** BEGIN THE INPUT **

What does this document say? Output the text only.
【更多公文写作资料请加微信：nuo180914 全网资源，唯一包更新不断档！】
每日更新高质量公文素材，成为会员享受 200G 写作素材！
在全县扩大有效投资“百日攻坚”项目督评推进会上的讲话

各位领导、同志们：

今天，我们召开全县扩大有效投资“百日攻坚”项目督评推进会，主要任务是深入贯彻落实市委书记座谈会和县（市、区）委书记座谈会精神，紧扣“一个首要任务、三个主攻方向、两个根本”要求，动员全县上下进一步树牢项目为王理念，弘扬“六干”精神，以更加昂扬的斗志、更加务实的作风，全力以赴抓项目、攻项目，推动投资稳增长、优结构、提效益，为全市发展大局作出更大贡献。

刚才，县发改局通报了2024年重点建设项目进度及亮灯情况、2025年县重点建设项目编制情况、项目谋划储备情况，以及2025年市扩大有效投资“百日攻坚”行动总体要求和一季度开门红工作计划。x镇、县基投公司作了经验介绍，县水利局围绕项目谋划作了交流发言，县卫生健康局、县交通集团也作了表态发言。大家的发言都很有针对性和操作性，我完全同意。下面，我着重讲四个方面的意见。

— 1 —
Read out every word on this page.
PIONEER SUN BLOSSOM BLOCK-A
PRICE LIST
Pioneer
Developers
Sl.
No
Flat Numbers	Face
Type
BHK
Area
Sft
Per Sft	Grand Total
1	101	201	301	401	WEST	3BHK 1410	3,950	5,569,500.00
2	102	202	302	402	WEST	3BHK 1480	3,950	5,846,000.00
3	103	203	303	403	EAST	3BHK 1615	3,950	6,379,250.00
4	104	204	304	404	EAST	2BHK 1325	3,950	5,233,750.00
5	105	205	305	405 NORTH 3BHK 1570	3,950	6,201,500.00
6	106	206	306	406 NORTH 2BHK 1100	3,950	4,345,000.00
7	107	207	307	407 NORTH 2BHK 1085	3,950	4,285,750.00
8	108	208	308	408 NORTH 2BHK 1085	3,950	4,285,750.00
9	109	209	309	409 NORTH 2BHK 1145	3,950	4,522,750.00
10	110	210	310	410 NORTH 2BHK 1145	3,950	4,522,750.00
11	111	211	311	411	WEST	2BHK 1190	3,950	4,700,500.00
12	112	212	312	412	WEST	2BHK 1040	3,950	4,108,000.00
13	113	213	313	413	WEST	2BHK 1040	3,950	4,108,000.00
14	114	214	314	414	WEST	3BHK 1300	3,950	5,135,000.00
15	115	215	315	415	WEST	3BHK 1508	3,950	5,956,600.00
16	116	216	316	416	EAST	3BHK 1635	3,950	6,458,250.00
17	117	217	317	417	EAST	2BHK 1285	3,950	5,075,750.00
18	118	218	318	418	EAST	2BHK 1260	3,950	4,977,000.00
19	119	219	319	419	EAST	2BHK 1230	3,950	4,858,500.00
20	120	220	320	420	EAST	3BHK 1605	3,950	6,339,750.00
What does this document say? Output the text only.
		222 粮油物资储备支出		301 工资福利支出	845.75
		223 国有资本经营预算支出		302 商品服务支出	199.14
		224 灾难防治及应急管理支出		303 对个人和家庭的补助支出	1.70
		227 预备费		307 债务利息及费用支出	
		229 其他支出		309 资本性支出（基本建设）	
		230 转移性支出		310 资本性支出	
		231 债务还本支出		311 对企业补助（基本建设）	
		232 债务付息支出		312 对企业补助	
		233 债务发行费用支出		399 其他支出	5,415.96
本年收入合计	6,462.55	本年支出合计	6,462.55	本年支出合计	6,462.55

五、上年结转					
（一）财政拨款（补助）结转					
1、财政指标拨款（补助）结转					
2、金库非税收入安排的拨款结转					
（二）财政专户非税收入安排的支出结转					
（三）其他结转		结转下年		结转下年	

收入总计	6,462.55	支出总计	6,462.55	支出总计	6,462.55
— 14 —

** END THE INPUT **

◆ SHORT PROBLEM
Show the lines of the records that include the string "其他支出".

◆ RESPONSE TO THIS EXERCISE
		229 其他支出		309 资本性支出（基本建设）	
		233 债务发行费用支出		399 其他支出	5,415.96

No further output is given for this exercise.